• **What the task asks**
Your task is to reproduce the material exactly.
#####
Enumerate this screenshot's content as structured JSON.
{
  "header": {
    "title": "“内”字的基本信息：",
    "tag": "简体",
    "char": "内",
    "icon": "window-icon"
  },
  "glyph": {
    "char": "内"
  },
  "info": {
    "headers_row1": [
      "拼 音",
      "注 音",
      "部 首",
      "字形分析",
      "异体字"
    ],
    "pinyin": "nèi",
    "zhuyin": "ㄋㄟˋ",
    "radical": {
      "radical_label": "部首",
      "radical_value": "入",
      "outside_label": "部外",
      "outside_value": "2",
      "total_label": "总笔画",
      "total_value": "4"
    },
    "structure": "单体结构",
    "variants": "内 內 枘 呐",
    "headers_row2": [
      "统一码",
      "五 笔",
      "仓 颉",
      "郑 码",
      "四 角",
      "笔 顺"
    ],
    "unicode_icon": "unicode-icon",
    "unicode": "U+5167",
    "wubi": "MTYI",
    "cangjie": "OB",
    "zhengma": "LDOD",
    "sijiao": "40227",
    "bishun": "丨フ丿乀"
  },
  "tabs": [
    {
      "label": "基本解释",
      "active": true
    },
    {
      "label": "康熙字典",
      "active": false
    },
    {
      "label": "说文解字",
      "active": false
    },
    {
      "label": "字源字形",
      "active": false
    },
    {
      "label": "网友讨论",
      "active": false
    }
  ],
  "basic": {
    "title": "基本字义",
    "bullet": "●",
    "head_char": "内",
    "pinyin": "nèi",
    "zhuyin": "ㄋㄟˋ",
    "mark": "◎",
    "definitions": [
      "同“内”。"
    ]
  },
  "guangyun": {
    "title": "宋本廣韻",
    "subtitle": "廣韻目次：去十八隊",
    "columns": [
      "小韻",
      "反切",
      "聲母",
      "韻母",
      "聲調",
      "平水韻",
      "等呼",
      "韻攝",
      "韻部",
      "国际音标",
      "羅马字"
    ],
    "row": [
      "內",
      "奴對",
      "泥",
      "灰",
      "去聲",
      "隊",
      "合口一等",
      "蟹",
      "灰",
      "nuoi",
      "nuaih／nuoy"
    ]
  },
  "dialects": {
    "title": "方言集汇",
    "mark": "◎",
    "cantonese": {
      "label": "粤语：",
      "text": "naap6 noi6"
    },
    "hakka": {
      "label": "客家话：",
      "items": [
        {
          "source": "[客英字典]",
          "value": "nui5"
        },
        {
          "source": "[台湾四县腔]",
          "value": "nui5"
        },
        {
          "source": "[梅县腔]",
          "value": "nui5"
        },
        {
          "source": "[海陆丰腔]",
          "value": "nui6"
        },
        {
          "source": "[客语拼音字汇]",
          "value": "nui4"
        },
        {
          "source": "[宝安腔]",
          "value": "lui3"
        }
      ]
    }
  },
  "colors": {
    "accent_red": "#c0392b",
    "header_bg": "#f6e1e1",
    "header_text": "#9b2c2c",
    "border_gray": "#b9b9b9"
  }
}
#####
• **Exercise answer**
Enumerate this screenshot's content as structured JSON.
{
  "header": {
    "title": "“内”字的基本信息：",
    "tag": "简体",
    "char": "内",
    "icon": "window-icon"
  },
  "glyph": {
    "char": "内"
  },
  "info": {
    "headers_row1": [
      "拼 音",
      "注 音",
      "部 首",
      "字形分析",
      "异体字"
    ],
    "pinyin": "nèi",
    "zhuyin": "ㄋㄟˋ",
    "radical": {
      "radical_label": "部首",
      "radical_value": "入",
      "outside_label": "部外",
      "outside_value": "2",
      "total_label": "总笔画",
      "total_value": "4"
    },
    "structure": "单体结构",
    "variants": "内 內 枘 呐",
    "headers_row2": [
      "统一码",
      "五 笔",
      "仓 颉",
      "郑 码",
      "四 角",
      "笔 顺"
    ],
    "unicode_icon": "unicode-icon",
    "unicode": "U+5167",
    "wubi": "MTYI",
    "cangjie": "OB",
    "zhengma": "LDOD",
    "sijiao": "40227",
    "bishun": "丨フ丿乀"
  },
  "tabs": [
    {
      "label": "基本解释",
      "active": true
    },
    {
      "label": "康熙字典",
      "active": false
    },
    {
      "label": "说文解字",
      "active": false
    },
    {
      "label": "字源字形",
      "active": false
    },
    {
      "label": "网友讨论",
      "active": false
    }
  ],
  "basic": {
    "title": "基本字义",
    "bullet": "●",
    "head_char": "内",
    "pinyin": "nèi",
    "zhuyin": "ㄋㄟˋ",
    "mark": "◎",
    "definitions": [
      "同“内”。"
    ]
  },
  "guangyun": {
    "title": "宋本廣韻",
    "subtitle": "廣韻目次：去十八隊",
    "columns": [
      "小韻",
      "反切",
      "聲母",
      "韻母",
      "聲調",
      "平水韻",
      "等呼",
      "韻攝",
      "韻部",
      "国际音标",
      "羅马字"
    ],
    "row": [
      "內",
      "奴對",
      "泥",
      "灰",
      "去聲",
      "隊",
      "合口一等",
      "蟹",
      "灰",
      "nuoi",
      "nuaih／nuoy"
    ]
  },
  "dialects": {
    "title": "方言集汇",
    "mark": "◎",
    "cantonese": {
      "label": "粤语：",
      "text": "naap6 noi6"
    },
    "hakka": {
      "label": "客家话：",
      "items": [
        {
          "source": "[客英字典]",
          "value": "nui5"
        },
        {
          "source": "[台湾四县腔]",
          "value": "nui5"
        },
        {
          "source": "[梅县腔]",
          "value": "nui5"
        },
        {
          "source": "[海陆丰腔]",
          "value": "nui6"
        },
        {
          "source": "[客语拼音字汇]",
          "value": "nui4"
        },
        {
          "source": "[宝安腔]",
          "value": "lui3"
        }
      ]
    }
  },
  "colors": {
    "accent_red": "#c0392b",
    "header_bg": "#f6e1e1",
    "header_text": "#9b2c2c",
    "border_gray": "#b9b9b9"
  }
}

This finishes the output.